Instructions for the task:
In full and without deviation, write out the entries that follow.
⁂
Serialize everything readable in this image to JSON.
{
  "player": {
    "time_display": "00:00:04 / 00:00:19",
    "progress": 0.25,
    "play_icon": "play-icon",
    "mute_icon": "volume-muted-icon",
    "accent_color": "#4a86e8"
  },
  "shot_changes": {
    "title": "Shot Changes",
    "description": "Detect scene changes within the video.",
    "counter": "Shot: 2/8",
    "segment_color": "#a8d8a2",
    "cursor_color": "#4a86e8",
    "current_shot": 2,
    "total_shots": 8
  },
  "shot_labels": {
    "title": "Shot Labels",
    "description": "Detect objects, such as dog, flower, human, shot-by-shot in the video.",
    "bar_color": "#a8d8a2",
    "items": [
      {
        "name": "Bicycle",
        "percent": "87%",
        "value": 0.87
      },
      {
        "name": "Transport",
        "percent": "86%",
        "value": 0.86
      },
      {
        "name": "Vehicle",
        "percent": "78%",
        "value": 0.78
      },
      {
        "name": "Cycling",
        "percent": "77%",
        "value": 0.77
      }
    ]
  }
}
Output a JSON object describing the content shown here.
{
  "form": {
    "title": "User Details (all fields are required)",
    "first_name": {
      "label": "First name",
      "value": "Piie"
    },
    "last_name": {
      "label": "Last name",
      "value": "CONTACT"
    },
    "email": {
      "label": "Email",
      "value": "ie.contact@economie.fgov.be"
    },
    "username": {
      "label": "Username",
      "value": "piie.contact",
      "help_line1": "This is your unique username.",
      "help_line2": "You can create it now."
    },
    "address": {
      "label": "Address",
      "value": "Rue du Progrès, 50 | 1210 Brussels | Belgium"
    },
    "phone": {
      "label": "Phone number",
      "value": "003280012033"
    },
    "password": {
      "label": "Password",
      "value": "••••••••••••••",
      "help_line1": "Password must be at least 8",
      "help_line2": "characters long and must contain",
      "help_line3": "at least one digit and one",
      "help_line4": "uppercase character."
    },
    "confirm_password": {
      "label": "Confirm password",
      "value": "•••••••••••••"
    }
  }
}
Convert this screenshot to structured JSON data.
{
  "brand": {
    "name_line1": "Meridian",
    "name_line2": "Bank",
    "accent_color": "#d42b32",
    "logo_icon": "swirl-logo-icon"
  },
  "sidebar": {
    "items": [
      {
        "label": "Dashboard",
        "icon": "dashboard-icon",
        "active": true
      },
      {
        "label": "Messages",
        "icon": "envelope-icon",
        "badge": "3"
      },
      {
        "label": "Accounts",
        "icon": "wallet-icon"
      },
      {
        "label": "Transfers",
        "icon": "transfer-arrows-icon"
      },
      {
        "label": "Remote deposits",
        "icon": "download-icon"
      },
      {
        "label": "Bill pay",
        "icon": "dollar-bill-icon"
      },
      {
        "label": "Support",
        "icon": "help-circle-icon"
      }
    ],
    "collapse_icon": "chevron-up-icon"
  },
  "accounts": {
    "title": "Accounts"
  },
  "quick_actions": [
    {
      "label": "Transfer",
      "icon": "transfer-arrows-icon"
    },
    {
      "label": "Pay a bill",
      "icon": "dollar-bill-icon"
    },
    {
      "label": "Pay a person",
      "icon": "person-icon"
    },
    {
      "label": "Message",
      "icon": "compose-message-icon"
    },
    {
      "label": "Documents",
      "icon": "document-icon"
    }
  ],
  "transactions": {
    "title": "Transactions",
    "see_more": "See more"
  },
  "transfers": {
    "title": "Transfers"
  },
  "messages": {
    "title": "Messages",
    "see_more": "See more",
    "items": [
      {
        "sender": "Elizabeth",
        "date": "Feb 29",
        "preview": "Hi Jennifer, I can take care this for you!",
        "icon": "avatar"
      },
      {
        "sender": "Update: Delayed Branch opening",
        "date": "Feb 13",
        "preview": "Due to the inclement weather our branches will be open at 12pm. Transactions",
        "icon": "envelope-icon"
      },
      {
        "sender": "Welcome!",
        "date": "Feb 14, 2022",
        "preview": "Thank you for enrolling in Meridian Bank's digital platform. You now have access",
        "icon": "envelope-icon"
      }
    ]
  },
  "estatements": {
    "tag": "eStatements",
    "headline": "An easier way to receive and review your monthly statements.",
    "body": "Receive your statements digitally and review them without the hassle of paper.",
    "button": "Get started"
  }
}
⁂
Solution to this problem:
Serialize everything readable in this image to JSON.
{
  "player": {
    "time_display": "00:00:04 / 00:00:19",
    "progress": 0.25,
    "play_icon": "play-icon",
    "mute_icon": "volume-muted-icon",
    "accent_color": "#4a86e8"
  },
  "shot_changes": {
    "title": "Shot Changes",
    "description": "Detect scene changes within the video.",
    "counter": "Shot: 2/8",
    "segment_color": "#a8d8a2",
    "cursor_color": "#4a86e8",
    "current_shot": 2,
    "total_shots": 8
  },
  "shot_labels": {
    "title": "Shot Labels",
    "description": "Detect objects, such as dog, flower, human, shot-by-shot in the video.",
    "bar_color": "#a8d8a2",
    "items": [
      {
        "name": "Bicycle",
        "percent": "87%",
        "value": 0.87
      },
      {
        "name": "Transport",
        "percent": "86%",
        "value": 0.86
      },
      {
        "name": "Vehicle",
        "percent": "78%",
        "value": 0.78
      },
      {
        "name": "Cycling",
        "percent": "77%",
        "value": 0.77
      }
    ]
  }
}
Output a JSON object describing the content shown here.
{
  "form": {
    "title": "User Details (all fields are required)",
    "first_name": {
      "label": "First name",
      "value": "Piie"
    },
    "last_name": {
      "label": "Last name",
      "value": "CONTACT"
    },
    "email": {
      "label": "Email",
      "value": "ie.contact@economie.fgov.be"
    },
    "username": {
      "label": "Username",
      "value": "piie.contact",
      "help_line1": "This is your unique username.",
      "help_line2": "You can create it now."
    },
    "address": {
      "label": "Address",
      "value": "Rue du Progrès, 50 | 1210 Brussels | Belgium"
    },
    "phone": {
      "label": "Phone number",
      "value": "003280012033"
    },
    "password": {
      "label": "Password",
      "value": "••••••••••••••",
      "help_line1": "Password must be at least 8",
      "help_line2": "characters long and must contain",
      "help_line3": "at least one digit and one",
      "help_line4": "uppercase character."
    },
    "confirm_password": {
      "label": "Confirm password",
      "value": "•••••••••••••"
    }
  }
}
Convert this screenshot to structured JSON data.
{
  "brand": {
    "name_line1": "Meridian",
    "name_line2": "Bank",
    "accent_color": "#d42b32",
    "logo_icon": "swirl-logo-icon"
  },
  "sidebar": {
    "items": [
      {
        "label": "Dashboard",
        "icon": "dashboard-icon",
        "active": true
      },
      {
        "label": "Messages",
        "icon": "envelope-icon",
        "badge": "3"
      },
      {
        "label": "Accounts",
        "icon": "wallet-icon"
      },
      {
        "label": "Transfers",
        "icon": "transfer-arrows-icon"
      },
      {
        "label": "Remote deposits",
        "icon": "download-icon"
      },
      {
        "label": "Bill pay",
        "icon": "dollar-bill-icon"
      },
      {
        "label": "Support",
        "icon": "help-circle-icon"
      }
    ],
    "collapse_icon": "chevron-up-icon"
  },
  "accounts": {
    "title": "Accounts"
  },
  "quick_actions": [
    {
      "label": "Transfer",
      "icon": "transfer-arrows-icon"
    },
    {
      "label": "Pay a bill",
      "icon": "dollar-bill-icon"
    },
    {
      "label": "Pay a person",
      "icon": "person-icon"
    },
    {
      "label": "Message",
      "icon": "compose-message-icon"
    },
    {
      "label": "Documents",
      "icon": "document-icon"
    }
  ],
  "transactions": {
    "title": "Transactions",
    "see_more": "See more"
  },
  "transfers": {
    "title": "Transfers"
  },
  "messages": {
    "title": "Messages",
    "see_more": "See more",
    "items": [
      {
        "sender": "Elizabeth",
        "date": "Feb 29",
        "preview": "Hi Jennifer, I can take care this for you!",
        "icon": "avatar"
      },
      {
        "sender": "Update: Delayed Branch opening",
        "date": "Feb 13",
        "preview": "Due to the inclement weather our branches will be open at 12pm. Transactions",
        "icon": "envelope-icon"
      },
      {
        "sender": "Welcome!",
        "date": "Feb 14, 2022",
        "preview": "Thank you for enrolling in Meridian Bank's digital platform. You now have access",
        "icon": "envelope-icon"
      }
    ]
  },
  "estatements": {
    "tag": "eStatements",
    "headline": "An easier way to receive and review your monthly statements.",
    "body": "Receive your statements digitally and review them without the hassle of paper.",
    "button": "Get started"
  }
}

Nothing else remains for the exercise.